◆ **AIM OF THE TASK**: Output the rows from the line containing "browser-tab[interactable]: Twitch <box>368" through the line containing "browser-tab[interactable]: (9) Instagram" verbatim, both ends included.

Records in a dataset
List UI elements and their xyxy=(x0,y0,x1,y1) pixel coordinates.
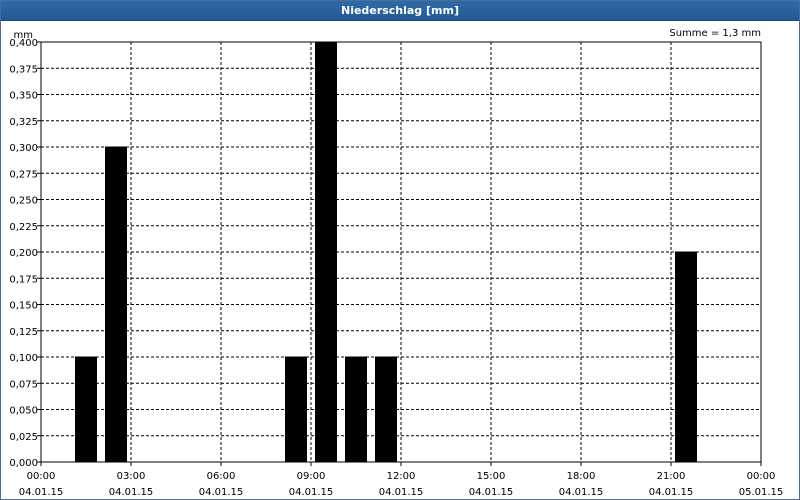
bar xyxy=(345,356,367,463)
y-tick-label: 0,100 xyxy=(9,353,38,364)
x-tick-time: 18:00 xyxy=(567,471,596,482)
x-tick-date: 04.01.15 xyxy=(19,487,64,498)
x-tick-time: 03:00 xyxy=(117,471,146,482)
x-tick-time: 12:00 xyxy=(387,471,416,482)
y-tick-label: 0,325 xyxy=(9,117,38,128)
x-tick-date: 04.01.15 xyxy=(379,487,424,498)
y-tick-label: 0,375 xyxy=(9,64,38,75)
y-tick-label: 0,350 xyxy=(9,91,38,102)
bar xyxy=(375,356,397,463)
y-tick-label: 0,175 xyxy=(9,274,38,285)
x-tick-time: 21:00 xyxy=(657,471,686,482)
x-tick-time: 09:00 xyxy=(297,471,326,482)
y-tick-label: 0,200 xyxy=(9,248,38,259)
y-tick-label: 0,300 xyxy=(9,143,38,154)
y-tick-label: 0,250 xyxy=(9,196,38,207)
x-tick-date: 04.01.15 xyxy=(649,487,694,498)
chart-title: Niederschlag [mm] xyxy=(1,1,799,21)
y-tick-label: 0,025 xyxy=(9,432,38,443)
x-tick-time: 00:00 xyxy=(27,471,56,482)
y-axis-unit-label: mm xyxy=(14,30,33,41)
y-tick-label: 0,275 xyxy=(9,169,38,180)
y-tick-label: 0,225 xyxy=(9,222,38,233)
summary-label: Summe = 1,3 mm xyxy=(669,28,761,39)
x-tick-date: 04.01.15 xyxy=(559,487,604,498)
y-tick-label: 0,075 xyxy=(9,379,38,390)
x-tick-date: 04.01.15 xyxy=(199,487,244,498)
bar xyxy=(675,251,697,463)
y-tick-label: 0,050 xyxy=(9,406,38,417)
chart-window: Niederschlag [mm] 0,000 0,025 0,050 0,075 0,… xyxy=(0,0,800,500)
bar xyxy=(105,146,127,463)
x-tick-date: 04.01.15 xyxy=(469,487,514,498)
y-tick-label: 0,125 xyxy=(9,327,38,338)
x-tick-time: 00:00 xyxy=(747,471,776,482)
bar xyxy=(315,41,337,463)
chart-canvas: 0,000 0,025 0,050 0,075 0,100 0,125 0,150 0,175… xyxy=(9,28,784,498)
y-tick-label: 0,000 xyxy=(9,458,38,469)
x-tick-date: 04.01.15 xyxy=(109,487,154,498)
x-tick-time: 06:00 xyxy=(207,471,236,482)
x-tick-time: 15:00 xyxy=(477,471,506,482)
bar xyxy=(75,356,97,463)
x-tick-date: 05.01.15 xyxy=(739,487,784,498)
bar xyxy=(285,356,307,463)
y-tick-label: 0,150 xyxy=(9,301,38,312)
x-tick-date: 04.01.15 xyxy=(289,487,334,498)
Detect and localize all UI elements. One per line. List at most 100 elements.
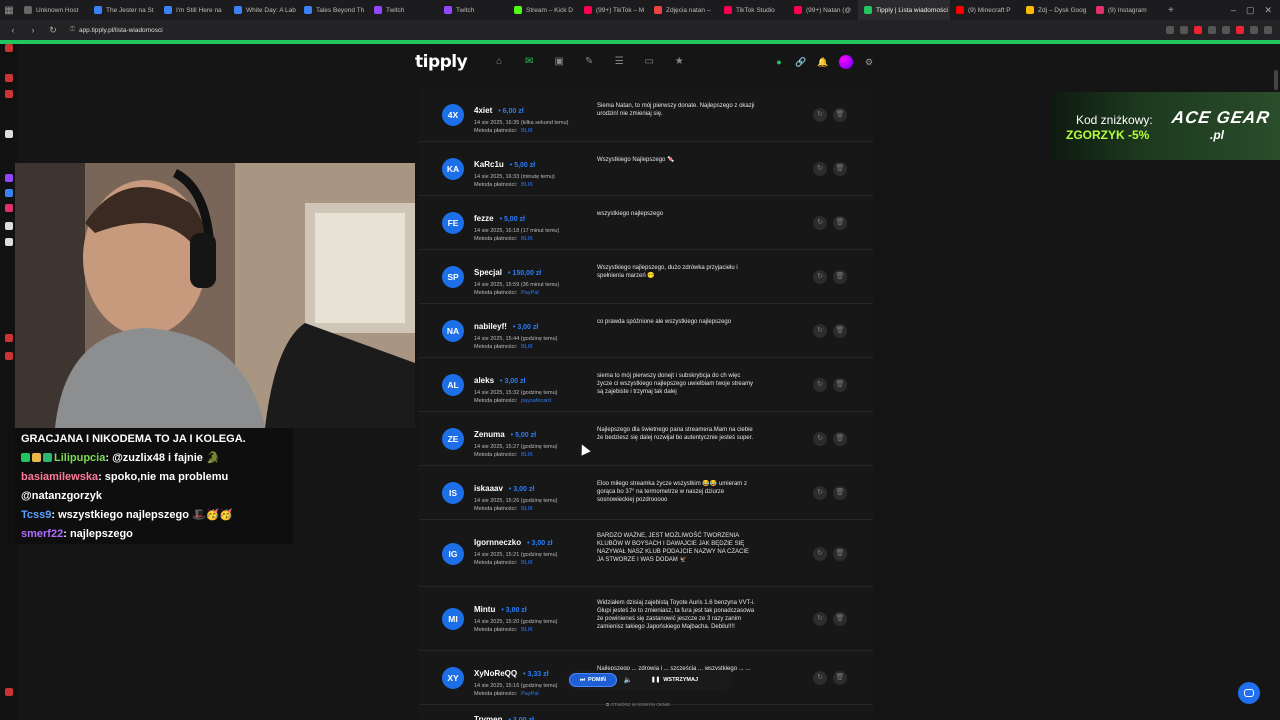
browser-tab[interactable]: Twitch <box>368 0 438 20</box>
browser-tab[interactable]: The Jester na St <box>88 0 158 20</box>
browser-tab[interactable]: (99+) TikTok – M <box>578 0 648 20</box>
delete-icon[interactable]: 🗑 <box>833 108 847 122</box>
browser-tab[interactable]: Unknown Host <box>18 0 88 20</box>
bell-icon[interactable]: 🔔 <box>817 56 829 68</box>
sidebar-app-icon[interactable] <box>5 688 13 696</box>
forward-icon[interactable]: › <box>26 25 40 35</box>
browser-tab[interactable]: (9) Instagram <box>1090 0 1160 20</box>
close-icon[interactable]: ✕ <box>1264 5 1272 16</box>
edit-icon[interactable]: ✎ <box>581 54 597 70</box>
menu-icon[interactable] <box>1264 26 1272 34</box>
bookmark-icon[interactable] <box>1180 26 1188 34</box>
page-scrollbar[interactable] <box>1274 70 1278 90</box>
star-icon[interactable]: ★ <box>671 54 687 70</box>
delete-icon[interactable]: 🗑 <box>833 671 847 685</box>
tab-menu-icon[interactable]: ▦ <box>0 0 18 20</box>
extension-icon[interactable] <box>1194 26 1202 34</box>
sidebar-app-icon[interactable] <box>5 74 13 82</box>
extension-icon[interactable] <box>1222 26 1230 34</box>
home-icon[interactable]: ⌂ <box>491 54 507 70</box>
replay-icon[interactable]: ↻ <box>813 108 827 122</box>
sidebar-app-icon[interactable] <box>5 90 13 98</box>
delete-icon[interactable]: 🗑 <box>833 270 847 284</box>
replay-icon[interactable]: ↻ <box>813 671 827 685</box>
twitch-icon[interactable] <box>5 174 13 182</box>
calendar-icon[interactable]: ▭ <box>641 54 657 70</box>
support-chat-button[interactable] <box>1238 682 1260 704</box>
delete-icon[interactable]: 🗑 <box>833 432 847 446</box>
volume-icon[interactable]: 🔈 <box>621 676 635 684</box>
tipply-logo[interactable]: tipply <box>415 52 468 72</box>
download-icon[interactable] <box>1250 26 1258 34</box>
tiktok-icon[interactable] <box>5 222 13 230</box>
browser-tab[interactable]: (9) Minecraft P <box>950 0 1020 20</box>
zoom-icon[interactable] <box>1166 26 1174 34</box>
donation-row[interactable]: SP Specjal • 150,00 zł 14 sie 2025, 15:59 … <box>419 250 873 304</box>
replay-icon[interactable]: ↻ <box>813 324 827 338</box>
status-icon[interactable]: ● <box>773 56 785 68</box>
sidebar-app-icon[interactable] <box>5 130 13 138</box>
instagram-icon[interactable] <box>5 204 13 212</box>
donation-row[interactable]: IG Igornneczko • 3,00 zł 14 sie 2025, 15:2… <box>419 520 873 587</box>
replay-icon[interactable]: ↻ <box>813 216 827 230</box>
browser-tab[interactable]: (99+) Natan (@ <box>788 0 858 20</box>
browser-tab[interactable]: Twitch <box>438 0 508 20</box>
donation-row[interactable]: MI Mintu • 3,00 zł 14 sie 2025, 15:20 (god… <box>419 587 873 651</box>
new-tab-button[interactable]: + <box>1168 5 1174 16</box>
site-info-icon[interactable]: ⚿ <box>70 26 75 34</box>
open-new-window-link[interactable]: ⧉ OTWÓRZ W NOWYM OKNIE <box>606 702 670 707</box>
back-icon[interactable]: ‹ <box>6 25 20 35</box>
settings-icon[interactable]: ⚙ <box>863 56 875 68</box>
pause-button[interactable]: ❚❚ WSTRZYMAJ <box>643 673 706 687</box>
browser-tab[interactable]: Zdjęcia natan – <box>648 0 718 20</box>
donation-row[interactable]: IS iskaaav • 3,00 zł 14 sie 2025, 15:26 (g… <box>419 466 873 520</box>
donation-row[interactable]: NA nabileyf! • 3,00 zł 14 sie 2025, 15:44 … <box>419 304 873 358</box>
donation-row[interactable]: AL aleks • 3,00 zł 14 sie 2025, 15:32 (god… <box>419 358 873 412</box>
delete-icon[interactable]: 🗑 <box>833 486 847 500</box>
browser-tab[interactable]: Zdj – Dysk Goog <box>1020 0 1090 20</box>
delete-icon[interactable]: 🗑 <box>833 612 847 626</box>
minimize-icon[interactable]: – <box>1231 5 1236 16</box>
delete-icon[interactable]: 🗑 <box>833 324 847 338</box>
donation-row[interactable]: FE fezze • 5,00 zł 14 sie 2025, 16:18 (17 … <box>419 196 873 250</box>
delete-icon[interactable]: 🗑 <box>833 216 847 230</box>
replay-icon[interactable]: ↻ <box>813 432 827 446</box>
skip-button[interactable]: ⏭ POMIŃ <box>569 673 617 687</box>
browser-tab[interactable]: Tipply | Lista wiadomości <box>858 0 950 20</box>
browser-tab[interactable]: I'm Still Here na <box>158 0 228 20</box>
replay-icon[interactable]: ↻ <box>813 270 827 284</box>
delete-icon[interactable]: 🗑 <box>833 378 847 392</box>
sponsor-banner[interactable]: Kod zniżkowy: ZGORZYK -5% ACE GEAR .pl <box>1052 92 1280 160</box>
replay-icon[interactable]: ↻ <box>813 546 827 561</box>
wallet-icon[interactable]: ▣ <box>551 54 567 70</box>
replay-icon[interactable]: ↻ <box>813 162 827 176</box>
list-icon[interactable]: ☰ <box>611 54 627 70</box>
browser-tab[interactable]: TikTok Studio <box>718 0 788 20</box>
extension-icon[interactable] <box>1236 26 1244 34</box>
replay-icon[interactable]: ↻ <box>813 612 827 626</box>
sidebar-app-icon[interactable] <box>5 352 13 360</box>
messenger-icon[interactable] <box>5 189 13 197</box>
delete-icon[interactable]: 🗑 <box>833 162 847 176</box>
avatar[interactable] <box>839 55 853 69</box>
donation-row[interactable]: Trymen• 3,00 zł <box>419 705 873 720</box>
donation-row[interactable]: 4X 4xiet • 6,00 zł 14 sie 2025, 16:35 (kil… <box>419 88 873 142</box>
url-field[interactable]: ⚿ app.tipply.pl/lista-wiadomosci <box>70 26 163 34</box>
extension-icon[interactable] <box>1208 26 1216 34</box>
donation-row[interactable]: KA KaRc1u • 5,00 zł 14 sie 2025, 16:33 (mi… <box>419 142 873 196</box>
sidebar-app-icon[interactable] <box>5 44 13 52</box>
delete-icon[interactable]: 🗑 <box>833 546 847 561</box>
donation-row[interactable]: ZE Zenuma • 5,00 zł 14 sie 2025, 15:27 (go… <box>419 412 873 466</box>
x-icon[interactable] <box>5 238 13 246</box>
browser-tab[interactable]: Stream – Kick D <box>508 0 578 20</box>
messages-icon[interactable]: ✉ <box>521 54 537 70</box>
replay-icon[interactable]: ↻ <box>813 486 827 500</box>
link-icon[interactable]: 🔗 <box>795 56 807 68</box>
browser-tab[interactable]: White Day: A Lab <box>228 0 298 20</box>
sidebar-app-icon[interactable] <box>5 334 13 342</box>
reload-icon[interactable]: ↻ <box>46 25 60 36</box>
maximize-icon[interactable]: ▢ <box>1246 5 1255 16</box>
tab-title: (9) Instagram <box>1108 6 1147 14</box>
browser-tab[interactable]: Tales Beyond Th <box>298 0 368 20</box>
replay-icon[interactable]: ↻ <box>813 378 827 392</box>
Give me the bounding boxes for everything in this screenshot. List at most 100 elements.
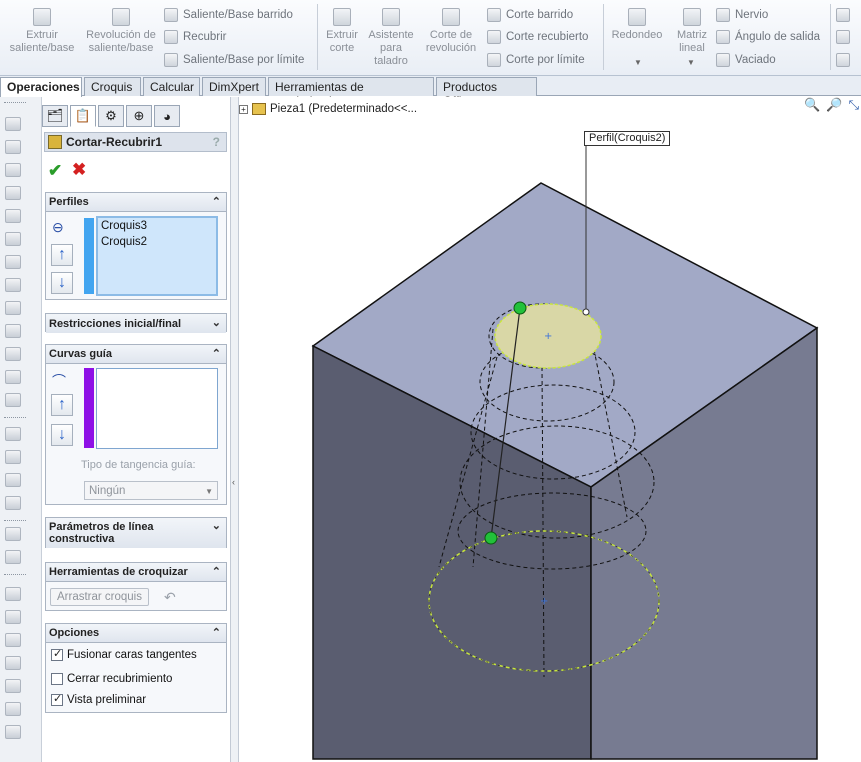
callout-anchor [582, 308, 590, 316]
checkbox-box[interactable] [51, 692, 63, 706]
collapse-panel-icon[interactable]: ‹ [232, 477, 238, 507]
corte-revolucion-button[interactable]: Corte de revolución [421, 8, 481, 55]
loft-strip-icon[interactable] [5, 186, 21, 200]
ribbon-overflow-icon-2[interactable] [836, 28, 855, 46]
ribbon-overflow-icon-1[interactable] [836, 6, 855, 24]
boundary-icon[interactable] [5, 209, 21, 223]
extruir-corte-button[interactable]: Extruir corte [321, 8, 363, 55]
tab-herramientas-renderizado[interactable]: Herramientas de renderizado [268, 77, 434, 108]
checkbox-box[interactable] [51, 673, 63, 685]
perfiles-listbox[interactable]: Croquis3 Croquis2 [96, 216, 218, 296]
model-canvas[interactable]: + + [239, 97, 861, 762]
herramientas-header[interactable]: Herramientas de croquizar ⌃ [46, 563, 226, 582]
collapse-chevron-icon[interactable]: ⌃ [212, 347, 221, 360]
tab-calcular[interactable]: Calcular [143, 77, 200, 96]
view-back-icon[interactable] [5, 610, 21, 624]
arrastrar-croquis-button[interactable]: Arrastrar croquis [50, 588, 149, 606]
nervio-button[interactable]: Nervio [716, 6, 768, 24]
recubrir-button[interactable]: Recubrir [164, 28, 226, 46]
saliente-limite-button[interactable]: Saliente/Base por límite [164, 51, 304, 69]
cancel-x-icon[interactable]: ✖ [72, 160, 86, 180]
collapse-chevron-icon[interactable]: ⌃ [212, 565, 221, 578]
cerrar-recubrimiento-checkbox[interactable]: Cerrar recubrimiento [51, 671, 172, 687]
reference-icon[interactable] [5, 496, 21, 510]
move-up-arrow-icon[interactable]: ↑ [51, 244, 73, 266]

◆ **IN RESPONSE**:
browser-tab[interactable]: Twitch <box>368 0 438 20</box>
browser-tab[interactable]: The Jester na St <box>88 0 158 20</box>
browser-tab[interactable]: (99+) TikTok – M <box>578 0 648 20</box>
delete-icon[interactable]: 🗑 <box>833 108 847 122</box>
browser-tab[interactable]: Unknown Host <box>18 0 88 20</box>
bell-icon[interactable]: 🔔 <box>817 56 829 68</box>
sidebar-app-icon[interactable] <box>5 688 13 696</box>
forward-icon[interactable]: › <box>26 25 40 35</box>
browser-tab[interactable]: (9) Instagram <box>1090 0 1160 20</box>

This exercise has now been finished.